Records from a data source
----------

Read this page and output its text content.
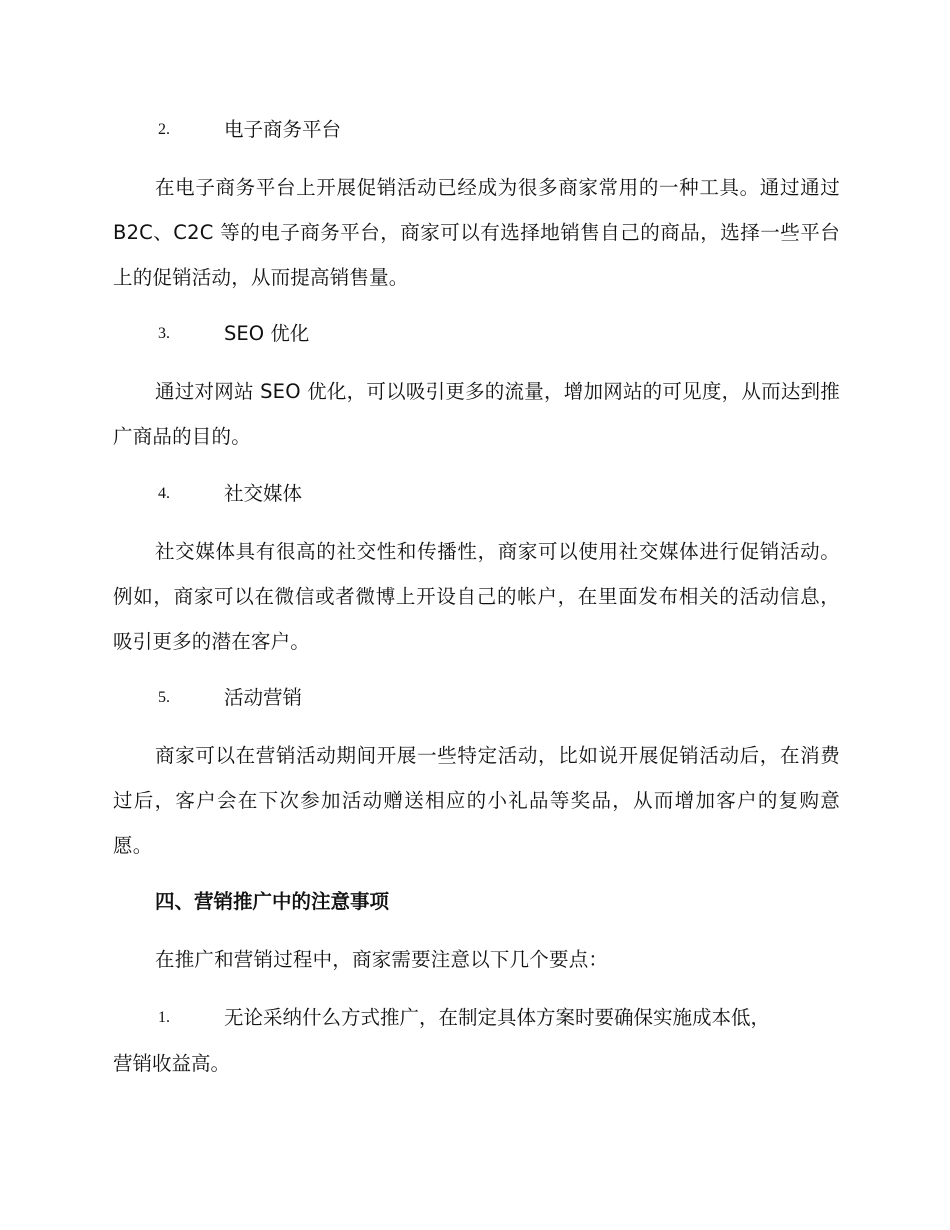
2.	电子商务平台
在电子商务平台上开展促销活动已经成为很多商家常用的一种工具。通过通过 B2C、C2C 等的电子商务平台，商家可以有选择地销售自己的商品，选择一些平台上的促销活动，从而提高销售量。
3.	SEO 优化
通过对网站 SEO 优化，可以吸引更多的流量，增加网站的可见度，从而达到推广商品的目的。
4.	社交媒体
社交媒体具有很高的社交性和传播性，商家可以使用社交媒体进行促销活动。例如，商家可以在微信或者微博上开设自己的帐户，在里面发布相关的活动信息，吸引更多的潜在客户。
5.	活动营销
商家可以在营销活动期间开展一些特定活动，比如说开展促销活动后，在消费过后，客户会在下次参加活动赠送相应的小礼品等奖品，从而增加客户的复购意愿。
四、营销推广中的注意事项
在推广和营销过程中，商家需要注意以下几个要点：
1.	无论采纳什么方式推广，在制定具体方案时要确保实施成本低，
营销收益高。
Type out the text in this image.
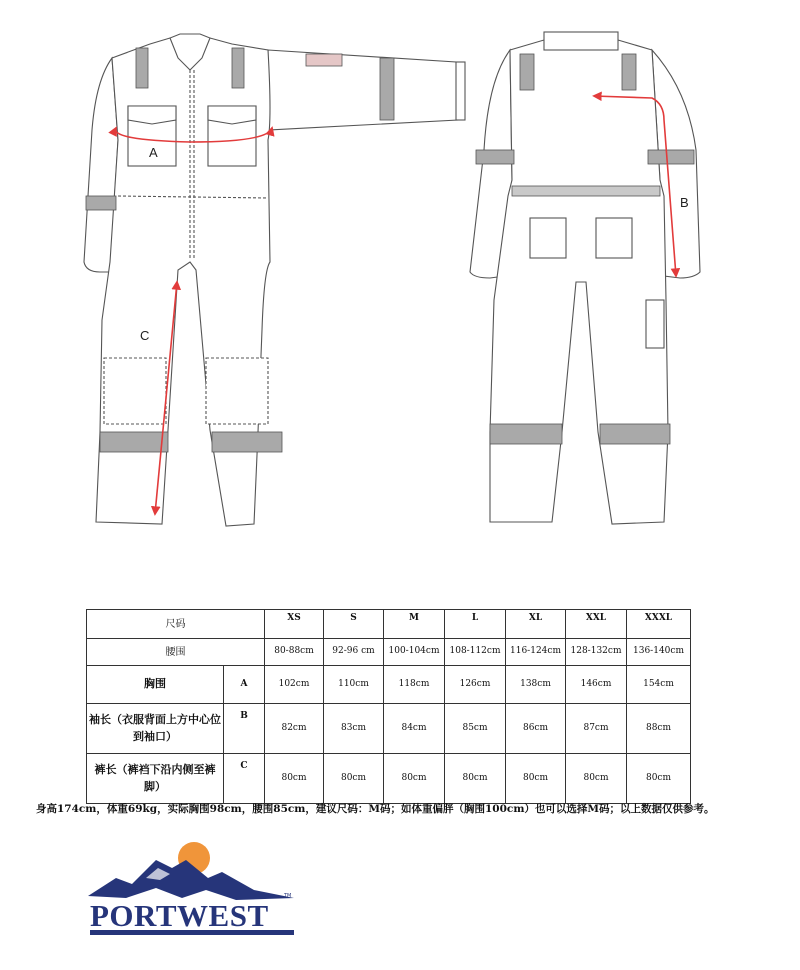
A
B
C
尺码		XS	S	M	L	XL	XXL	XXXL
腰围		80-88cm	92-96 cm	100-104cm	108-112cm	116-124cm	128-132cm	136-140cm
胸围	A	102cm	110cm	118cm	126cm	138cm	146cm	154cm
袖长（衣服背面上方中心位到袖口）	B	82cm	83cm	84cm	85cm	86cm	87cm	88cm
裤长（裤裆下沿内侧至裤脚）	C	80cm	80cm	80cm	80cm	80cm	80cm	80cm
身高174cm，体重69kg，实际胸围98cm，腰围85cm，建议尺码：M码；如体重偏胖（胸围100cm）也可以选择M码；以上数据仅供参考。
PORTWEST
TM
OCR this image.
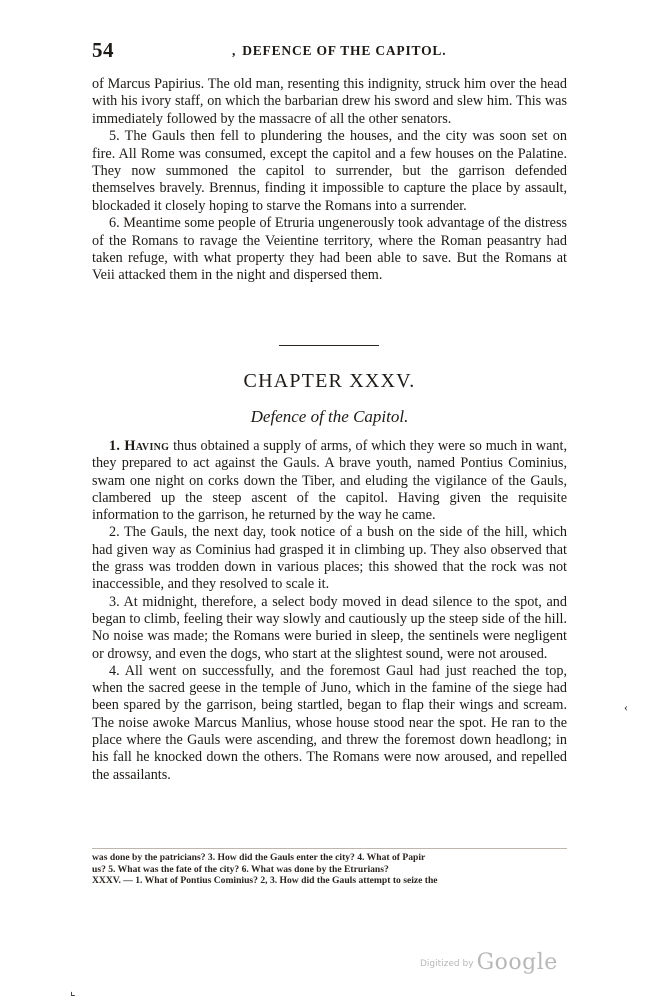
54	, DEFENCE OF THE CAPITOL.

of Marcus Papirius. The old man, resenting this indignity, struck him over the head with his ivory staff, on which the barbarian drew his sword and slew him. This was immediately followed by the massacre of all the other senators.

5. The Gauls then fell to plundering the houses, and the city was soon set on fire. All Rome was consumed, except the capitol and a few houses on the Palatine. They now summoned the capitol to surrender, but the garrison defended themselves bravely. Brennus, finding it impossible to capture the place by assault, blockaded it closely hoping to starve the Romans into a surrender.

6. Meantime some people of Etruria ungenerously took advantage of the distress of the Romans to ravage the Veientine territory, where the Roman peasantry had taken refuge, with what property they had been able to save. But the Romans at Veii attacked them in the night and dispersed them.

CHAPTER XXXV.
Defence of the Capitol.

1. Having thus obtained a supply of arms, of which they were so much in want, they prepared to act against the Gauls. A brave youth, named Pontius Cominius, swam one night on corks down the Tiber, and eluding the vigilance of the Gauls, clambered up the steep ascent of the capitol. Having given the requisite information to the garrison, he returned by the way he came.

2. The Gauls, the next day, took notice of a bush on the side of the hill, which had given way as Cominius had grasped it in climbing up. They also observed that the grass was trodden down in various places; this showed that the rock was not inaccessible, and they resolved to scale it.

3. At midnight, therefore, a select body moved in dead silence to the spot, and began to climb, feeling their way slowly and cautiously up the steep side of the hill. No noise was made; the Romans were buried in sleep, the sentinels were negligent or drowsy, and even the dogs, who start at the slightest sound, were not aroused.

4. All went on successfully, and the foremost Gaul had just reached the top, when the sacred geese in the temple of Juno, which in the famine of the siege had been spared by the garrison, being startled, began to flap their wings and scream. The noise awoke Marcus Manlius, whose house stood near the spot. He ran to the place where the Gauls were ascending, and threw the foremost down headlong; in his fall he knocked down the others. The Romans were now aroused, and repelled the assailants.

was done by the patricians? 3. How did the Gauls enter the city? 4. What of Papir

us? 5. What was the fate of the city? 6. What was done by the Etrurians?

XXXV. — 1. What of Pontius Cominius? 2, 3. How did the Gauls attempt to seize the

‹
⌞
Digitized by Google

----------

## [The exercise]
Write the records out once more, exactly as they appear, with no pictures.

## [Full answer]
Read this page and output its text content.
2.	电子商务平台
在电子商务平台上开展促销活动已经成为很多商家常用的一种工具。通过通过 B2C、C2C 等的电子商务平台，商家可以有选择地销售自己的商品，选择一些平台上的促销活动，从而提高销售量。
3.	SEO 优化
通过对网站 SEO 优化，可以吸引更多的流量，增加网站的可见度，从而达到推广商品的目的。
4.	社交媒体
社交媒体具有很高的社交性和传播性，商家可以使用社交媒体进行促销活动。例如，商家可以在微信或者微博上开设自己的帐户，在里面发布相关的活动信息，吸引更多的潜在客户。
5.	活动营销
商家可以在营销活动期间开展一些特定活动，比如说开展促销活动后，在消费过后，客户会在下次参加活动赠送相应的小礼品等奖品，从而增加客户的复购意愿。
四、营销推广中的注意事项
在推广和营销过程中，商家需要注意以下几个要点：
1.	无论采纳什么方式推广，在制定具体方案时要确保实施成本低，
营销收益高。
Type out the text in this image.
A
B
C
尺码		XS	S	M	L	XL	XXL	XXXL
腰围		80-88cm	92-96 cm	100-104cm	108-112cm	116-124cm	128-132cm	136-140cm
胸围	A	102cm	110cm	118cm	126cm	138cm	146cm	154cm
袖长（衣服背面上方中心位到袖口）	B	82cm	83cm	84cm	85cm	86cm	87cm	88cm
裤长（裤裆下沿内侧至裤脚）	C	80cm	80cm	80cm	80cm	80cm	80cm	80cm
身高174cm，体重69kg，实际胸围98cm，腰围85cm，建议尺码：M码；如体重偏胖（胸围100cm）也可以选择M码；以上数据仅供参考。
PORTWEST
TM
OCR this image.
54	, DEFENCE OF THE CAPITOL.

of Marcus Papirius. The old man, resenting this indignity, struck him over the head with his ivory staff, on which the barbarian drew his sword and slew him. This was immediately followed by the massacre of all the other senators.

5. The Gauls then fell to plundering the houses, and the city was soon set on fire. All Rome was consumed, except the capitol and a few houses on the Palatine. They now summoned the capitol to surrender, but the garrison defended themselves bravely. Brennus, finding it impossible to capture the place by assault, blockaded it closely hoping to starve the Romans into a surrender.

6. Meantime some people of Etruria ungenerously took advantage of the distress of the Romans to ravage the Veientine territory, where the Roman peasantry had taken refuge, with what property they had been able to save. But the Romans at Veii attacked them in the night and dispersed them.

CHAPTER XXXV.
Defence of the Capitol.

1. Having thus obtained a supply of arms, of which they were so much in want, they prepared to act against the Gauls. A brave youth, named Pontius Cominius, swam one night on corks down the Tiber, and eluding the vigilance of the Gauls, clambered up the steep ascent of the capitol. Having given the requisite information to the garrison, he returned by the way he came.

2. The Gauls, the next day, took notice of a bush on the side of the hill, which had given way as Cominius had grasped it in climbing up. They also observed that the grass was trodden down in various places; this showed that the rock was not inaccessible, and they resolved to scale it.

3. At midnight, therefore, a select body moved in dead silence to the spot, and began to climb, feeling their way slowly and cautiously up the steep side of the hill. No noise was made; the Romans were buried in sleep, the sentinels were negligent or drowsy, and even the dogs, who start at the slightest sound, were not aroused.

4. All went on successfully, and the foremost Gaul had just reached the top, when the sacred geese in the temple of Juno, which in the famine of the siege had been spared by the garrison, being startled, began to flap their wings and scream. The noise awoke Marcus Manlius, whose house stood near the spot. He ran to the place where the Gauls were ascending, and threw the foremost down headlong; in his fall he knocked down the others. The Romans were now aroused, and repelled the assailants.

was done by the patricians? 3. How did the Gauls enter the city? 4. What of Papir

us? 5. What was the fate of the city? 6. What was done by the Etrurians?

XXXV. — 1. What of Pontius Cominius? 2, 3. How did the Gauls attempt to seize the

‹
⌞
Digitized by Google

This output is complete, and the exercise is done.